▶ What to work on
Extract each line where the string "новой" shows up.

▶ Data supplied
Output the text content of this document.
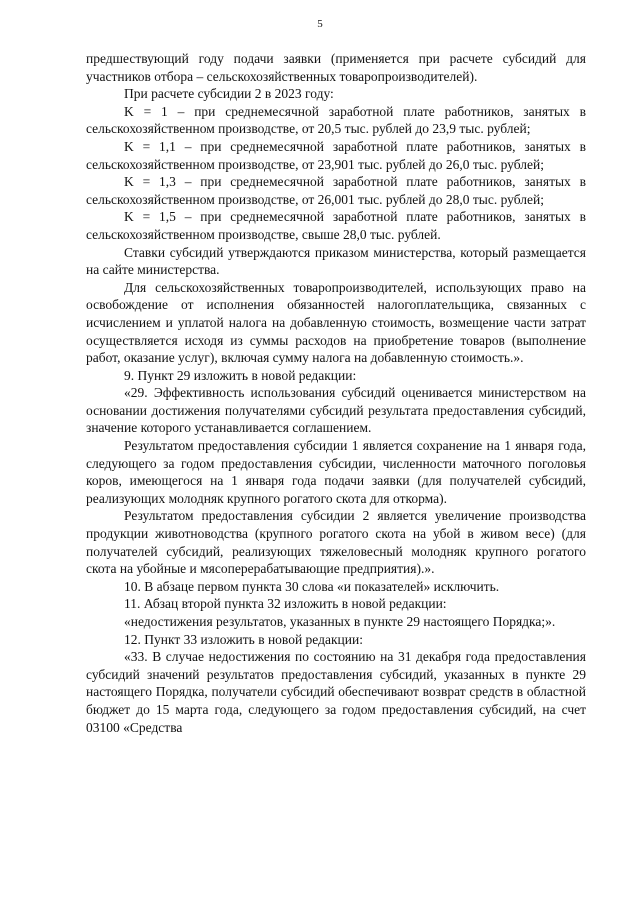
5

предшествующий году подачи заявки (применяется при расчете субсидий для участников отбора – сельскохозяйственных товаропроизводителей).

При расчете субсидии 2 в 2023 году:

K = 1 – при среднемесячной заработной плате работников, занятых в сельскохозяйственном производстве, от 20,5 тыс. рублей до 23,9 тыс. рублей;

K = 1,1 – при среднемесячной заработной плате работников, занятых в сельскохозяйственном производстве, от 23,901 тыс. рублей до 26,0 тыс. рублей;

K = 1,3 – при среднемесячной заработной плате работников, занятых в сельскохозяйственном производстве, от 26,001 тыс. рублей до 28,0 тыс. рублей;

K = 1,5 – при среднемесячной заработной плате работников, занятых в сельскохозяйственном производстве, свыше 28,0 тыс. рублей.

Ставки субсидий утверждаются приказом министерства, который размещается на сайте министерства.

Для сельскохозяйственных товаропроизводителей, использующих право на освобождение от исполнения обязанностей налогоплательщика, связанных с исчислением и уплатой налога на добавленную стоимость, возмещение части затрат осуществляется исходя из суммы расходов на приобретение товаров (выполнение работ, оказание услуг), включая сумму налога на добавленную стоимость.».

9. Пункт 29 изложить в новой редакции:

«29. Эффективность использования субсидий оценивается министерством на основании достижения получателями субсидий результата предоставления субсидий, значение которого устанавливается соглашением.

Результатом предоставления субсидии 1 является сохранение на 1 января года, следующего за годом предоставления субсидии, численности маточного поголовья коров, имеющегося на 1 января года подачи заявки (для получателей субсидий, реализующих молодняк крупного рогатого скота для откорма).

Результатом предоставления субсидии 2 является увеличение производства продукции животноводства (крупного рогатого скота на убой в живом весе) (для получателей субсидий, реализующих тяжеловесный молодняк крупного рогатого скота на убойные и мясоперерабатывающие предприятия).».

10. В абзаце первом пункта 30 слова «и показателей» исключить.

11. Абзац второй пункта 32 изложить в новой редакции:

«недостижения результатов, указанных в пункте 29 настоящего Порядка;».

12. Пункт 33 изложить в новой редакции:

«33. В случае недостижения по состоянию на 31 декабря года предоставления субсидий значений результатов предоставления субсидий, указанных в пункте 29 настоящего Порядка, получатели субсидий обеспечивают возврат средств в областной бюджет до 15 марта года, следующего за годом предоставления субсидий, на счет 03100 «Средства
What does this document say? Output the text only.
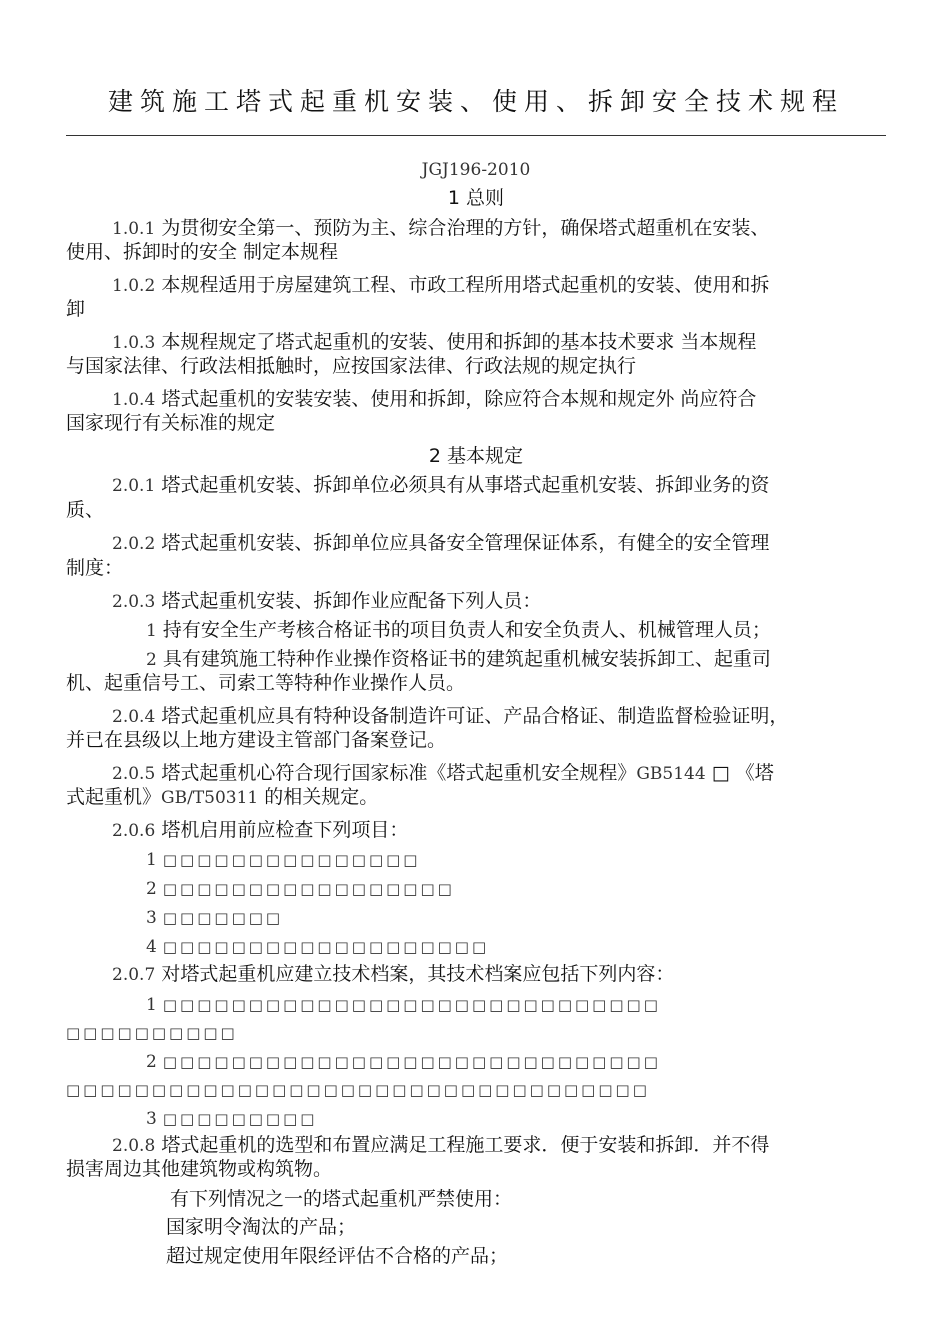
建筑施工塔式起重机安装、使用、拆卸安全技术规程
JGJ196-2010
1 总则
1.0.1 为贯彻安全第一、预防为主、综合治理的方针，确保塔式超重机在安装、
使用、拆卸时的安全 制定本规程
1.0.2 本规程适用于房屋建筑工程、市政工程所用塔式起重机的安装、使用和拆
卸
1.0.3 本规程规定了塔式起重机的安装、使用和拆卸的基本技术要求 当本规程
与国家法律、行政法相抵触时，应按国家法律、行政法规的规定执行
1.0.4 塔式起重机的安装安装、使用和拆卸，除应符合本规和规定外 尚应符合
国家现行有关标准的规定
2 基本规定
2.0.1 塔式起重机安装、拆卸单位必须具有从事塔式起重机安装、拆卸业务的资
质、
2.0.2 塔式起重机安装、拆卸单位应具备安全管理保证体系，有健全的安全管理
制度：
2.0.3 塔式起重机安装、拆卸作业应配备下列人员：
1 持有安全生产考核合格证书的项目负责人和安全负责人、机械管理人员；
2 具有建筑施工特种作业操作资格证书的建筑起重机械安装拆卸工、起重司
机、起重信号工、司索工等特种作业操作人员。
2.0.4 塔式起重机应具有特种设备制造许可证、产品合格证、制造监督检验证明，
并已在县级以上地方建设主管部门备案登记。
2.0.5 塔式起重机心符合现行国家标准《塔式起重机安全规程》GB5144 □ 《塔
式起重机》GB/T50311 的相关规定。
2.0.6 塔机启用前应检查下列项目：
1 □□□□□□□□□□□□□□□
2 □□□□□□□□□□□□□□□□□
3 □□□□□□□
4 □□□□□□□□□□□□□□□□□□□
2.0.7 对塔式起重机应建立技术档案，其技术档案应包括下列内容：
1 □□□□□□□□□□□□□□□□□□□□□□□□□□□□□
□□□□□□□□□□
2 □□□□□□□□□□□□□□□□□□□□□□□□□□□□□
□□□□□□□□□□□□□□□□□□□□□□□□□□□□□□□□□□
3 □□□□□□□□□
2.0.8 塔式起重机的选型和布置应满足工程施工要求．便于安装和拆卸．并不得
损害周边其他建筑物或构筑物。
有下列情况之一的塔式起重机严禁使用：
国家明令淘汰的产品；
超过规定使用年限经评估不合格的产品；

▶ Answer to the problem
9. Пункт 29 изложить в новой редакции:
11. Абзац второй пункта 32 изложить в новой редакции:
12. Пункт 33 изложить в новой редакции:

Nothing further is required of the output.